**Information shown**

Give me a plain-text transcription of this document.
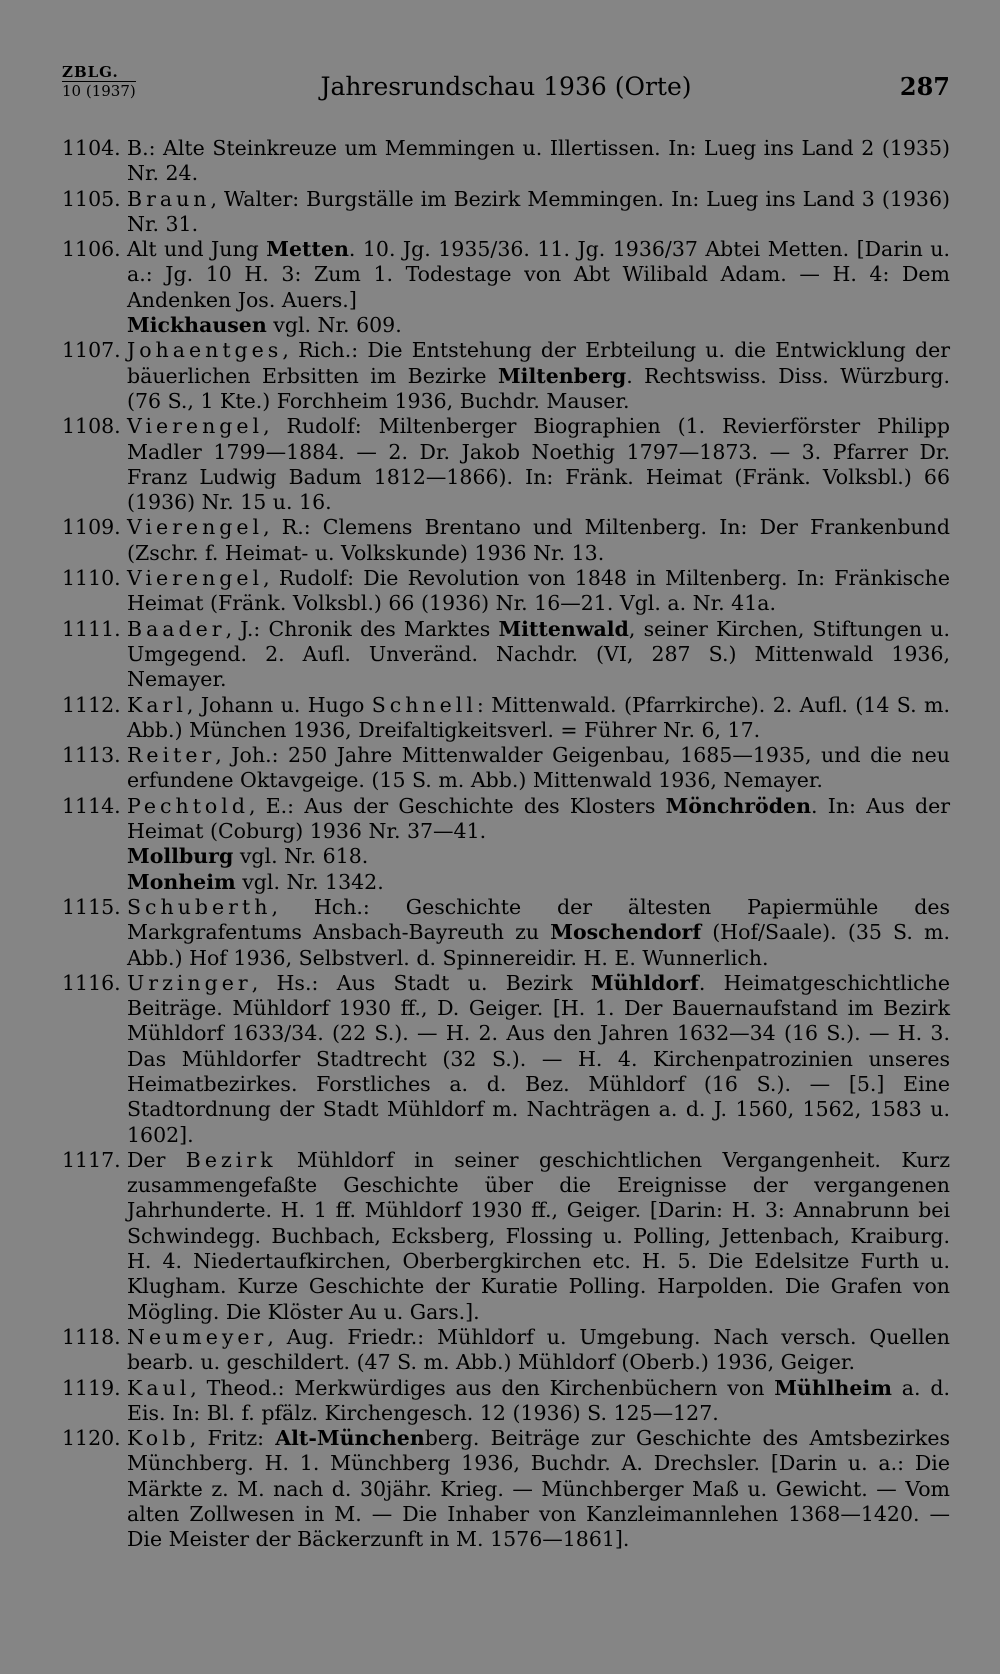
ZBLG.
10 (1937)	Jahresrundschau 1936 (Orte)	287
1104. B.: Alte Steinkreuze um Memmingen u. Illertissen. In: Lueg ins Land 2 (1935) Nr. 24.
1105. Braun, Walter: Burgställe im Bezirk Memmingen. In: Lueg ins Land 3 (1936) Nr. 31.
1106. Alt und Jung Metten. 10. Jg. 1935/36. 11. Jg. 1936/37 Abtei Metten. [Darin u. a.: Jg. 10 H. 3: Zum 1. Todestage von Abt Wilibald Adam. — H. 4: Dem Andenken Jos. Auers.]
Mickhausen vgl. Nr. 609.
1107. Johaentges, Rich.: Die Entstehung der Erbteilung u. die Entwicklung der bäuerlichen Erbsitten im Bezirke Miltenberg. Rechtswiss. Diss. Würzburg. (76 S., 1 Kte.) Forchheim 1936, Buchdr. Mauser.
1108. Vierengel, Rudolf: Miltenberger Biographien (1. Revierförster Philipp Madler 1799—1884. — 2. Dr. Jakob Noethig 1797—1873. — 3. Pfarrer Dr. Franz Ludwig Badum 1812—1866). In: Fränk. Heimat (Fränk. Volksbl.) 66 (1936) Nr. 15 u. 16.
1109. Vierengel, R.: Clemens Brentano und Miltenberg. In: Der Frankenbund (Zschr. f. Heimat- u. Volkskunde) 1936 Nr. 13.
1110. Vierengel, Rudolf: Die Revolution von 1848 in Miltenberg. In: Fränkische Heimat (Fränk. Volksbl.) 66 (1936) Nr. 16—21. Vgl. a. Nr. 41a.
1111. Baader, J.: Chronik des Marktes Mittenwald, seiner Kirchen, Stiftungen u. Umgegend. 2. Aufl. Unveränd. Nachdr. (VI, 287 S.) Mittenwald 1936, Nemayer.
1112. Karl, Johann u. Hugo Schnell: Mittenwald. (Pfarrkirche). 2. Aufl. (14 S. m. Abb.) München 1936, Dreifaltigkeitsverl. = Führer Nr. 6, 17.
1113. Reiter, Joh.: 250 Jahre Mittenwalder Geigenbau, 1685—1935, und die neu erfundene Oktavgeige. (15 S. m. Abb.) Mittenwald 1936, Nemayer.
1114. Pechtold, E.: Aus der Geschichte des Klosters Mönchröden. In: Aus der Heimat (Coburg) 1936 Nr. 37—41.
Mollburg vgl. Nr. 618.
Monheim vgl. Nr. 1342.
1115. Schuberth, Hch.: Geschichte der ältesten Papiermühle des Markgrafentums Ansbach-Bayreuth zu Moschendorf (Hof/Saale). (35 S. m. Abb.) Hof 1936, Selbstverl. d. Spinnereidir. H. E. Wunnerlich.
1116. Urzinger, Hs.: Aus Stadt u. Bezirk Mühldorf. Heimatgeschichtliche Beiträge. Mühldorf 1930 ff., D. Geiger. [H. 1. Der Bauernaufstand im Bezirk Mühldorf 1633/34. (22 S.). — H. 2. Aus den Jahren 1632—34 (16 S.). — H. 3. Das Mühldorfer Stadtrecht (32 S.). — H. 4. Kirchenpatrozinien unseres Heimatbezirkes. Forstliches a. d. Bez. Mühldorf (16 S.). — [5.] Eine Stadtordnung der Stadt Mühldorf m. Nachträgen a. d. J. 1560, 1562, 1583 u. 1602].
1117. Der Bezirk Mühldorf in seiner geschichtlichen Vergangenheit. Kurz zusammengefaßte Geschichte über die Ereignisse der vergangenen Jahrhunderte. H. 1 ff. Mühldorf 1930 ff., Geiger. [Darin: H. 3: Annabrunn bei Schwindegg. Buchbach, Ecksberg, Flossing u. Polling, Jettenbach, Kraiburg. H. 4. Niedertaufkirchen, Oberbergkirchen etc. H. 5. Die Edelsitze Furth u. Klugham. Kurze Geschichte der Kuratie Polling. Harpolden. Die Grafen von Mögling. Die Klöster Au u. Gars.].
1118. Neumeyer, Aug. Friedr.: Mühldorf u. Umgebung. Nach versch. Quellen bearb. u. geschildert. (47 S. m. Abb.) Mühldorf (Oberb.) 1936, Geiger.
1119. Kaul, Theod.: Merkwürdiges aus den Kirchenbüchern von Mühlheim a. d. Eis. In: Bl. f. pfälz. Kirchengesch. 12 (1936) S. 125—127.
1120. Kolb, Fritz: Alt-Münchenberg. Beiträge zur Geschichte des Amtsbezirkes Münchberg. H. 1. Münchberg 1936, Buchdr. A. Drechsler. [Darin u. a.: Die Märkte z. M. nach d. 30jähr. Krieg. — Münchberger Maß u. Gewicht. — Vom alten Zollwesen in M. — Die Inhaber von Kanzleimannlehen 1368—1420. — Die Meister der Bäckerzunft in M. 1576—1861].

**Problem requirements**
How many of the lines above include the word "Mittenwald"? Respond with the number alone.

**Result**
3